_Dataset entries:_

+---+

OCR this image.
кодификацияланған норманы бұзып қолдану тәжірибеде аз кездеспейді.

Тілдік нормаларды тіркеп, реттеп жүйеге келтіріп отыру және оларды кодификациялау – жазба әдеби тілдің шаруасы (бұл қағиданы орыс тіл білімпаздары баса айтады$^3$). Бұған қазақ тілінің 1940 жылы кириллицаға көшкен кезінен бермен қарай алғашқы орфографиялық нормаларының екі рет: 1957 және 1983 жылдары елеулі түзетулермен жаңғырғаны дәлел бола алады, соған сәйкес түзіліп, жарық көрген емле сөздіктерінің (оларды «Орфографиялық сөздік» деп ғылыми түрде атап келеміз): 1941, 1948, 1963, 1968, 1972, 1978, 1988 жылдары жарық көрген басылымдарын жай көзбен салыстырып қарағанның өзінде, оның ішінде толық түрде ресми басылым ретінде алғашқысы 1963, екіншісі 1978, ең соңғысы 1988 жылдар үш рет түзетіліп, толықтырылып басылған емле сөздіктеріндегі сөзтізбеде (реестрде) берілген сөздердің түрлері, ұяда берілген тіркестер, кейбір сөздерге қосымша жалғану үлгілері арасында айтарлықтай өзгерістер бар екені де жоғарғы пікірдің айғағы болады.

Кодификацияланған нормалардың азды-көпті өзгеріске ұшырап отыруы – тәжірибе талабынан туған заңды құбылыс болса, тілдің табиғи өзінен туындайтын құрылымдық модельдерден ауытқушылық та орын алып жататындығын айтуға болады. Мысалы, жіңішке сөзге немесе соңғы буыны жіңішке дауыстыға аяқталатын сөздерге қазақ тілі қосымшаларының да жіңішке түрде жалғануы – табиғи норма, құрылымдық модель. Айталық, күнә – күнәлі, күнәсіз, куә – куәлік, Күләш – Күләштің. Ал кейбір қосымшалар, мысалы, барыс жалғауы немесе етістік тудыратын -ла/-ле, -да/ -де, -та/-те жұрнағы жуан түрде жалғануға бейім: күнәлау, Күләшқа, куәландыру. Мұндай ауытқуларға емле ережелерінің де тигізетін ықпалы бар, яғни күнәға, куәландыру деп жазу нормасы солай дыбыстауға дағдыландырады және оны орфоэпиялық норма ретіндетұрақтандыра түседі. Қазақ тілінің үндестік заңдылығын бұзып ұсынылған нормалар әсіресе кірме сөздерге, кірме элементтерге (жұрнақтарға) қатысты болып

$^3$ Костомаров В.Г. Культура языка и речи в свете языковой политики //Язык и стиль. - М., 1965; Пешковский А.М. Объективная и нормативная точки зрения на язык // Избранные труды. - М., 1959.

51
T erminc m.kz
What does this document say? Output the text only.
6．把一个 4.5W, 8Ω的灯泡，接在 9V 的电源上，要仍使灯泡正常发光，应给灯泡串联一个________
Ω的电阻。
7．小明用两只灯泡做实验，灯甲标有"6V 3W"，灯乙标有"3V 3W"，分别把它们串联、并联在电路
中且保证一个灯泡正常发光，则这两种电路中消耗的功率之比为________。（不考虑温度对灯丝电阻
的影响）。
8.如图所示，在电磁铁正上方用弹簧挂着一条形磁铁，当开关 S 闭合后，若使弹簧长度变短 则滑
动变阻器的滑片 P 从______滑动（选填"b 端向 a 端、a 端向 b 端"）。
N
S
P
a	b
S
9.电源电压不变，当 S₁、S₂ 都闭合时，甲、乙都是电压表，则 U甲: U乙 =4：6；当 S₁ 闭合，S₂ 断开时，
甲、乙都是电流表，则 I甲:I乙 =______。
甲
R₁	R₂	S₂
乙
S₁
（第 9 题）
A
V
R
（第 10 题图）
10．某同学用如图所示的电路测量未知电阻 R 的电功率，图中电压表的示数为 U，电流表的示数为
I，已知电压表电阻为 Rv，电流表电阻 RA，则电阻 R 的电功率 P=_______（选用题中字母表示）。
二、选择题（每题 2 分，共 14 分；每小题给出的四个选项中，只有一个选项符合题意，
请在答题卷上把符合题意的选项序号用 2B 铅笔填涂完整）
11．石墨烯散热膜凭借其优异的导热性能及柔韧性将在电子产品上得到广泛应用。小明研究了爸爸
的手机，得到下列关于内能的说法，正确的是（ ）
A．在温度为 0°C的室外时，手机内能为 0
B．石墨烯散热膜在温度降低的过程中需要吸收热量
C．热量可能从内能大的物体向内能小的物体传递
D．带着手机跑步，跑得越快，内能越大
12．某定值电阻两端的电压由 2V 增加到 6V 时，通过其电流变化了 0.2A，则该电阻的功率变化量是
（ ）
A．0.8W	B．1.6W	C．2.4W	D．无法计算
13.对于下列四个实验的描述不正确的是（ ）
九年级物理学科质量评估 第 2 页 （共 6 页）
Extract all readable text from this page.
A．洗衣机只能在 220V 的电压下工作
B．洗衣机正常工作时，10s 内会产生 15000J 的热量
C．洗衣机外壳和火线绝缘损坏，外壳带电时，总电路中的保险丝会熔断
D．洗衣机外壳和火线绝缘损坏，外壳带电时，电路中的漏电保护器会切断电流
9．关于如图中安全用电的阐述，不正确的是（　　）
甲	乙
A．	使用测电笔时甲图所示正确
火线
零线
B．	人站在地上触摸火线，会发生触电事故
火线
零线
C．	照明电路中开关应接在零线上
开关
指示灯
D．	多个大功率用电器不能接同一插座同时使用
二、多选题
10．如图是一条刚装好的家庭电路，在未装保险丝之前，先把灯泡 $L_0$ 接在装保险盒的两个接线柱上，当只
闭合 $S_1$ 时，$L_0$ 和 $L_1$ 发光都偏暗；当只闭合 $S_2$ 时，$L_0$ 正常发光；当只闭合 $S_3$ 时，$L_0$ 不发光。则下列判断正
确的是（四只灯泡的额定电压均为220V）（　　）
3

+---+

_Exercise description:_ Pick out lines containing the word "бұзып", each one as written.

_Full output:_
кодификацияланған норманы бұзып қолдану тәжірибеде аз кездеспейді.
Кодификацияланған нормалардың азды-көпті өзгеріске ұшырап отыруы – тәжірибе талабынан туған заңды құбылыс болса, тілдің табиғи өзінен туындайтын құрылымдық модельдерден ауытқушылық та орын алып жататындығын айтуға болады. Мысалы, жіңішке сөзге немесе соңғы буыны жіңішке дауыстыға аяқталатын сөздерге қазақ тілі қосымшаларының да жіңішке түрде жалғануы – табиғи норма, құрылымдық модель. Айталық, күнә – күнәлі, күнәсіз, куә – куәлік, Күләш – Күләштің. Ал кейбір қосымшалар, мысалы, барыс жалғауы немесе етістік тудыратын -ла/-ле, -да/ -де, -та/-те жұрнағы жуан түрде жалғануға бейім: күнәлау, Күләшқа, куәландыру. Мұндай ауытқуларға емле ережелерінің де тигізетін ықпалы бар, яғни күнәға, куәландыру деп жазу нормасы солай дыбыстауға дағдыландырады және оны орфоэпиялық норма ретіндетұрақтандыра түседі. Қазақ тілінің үндестік заңдылығын бұзып ұсынылған нормалар әсіресе кірме сөздерге, кірме элементтерге (жұрнақтарға) қатысты болып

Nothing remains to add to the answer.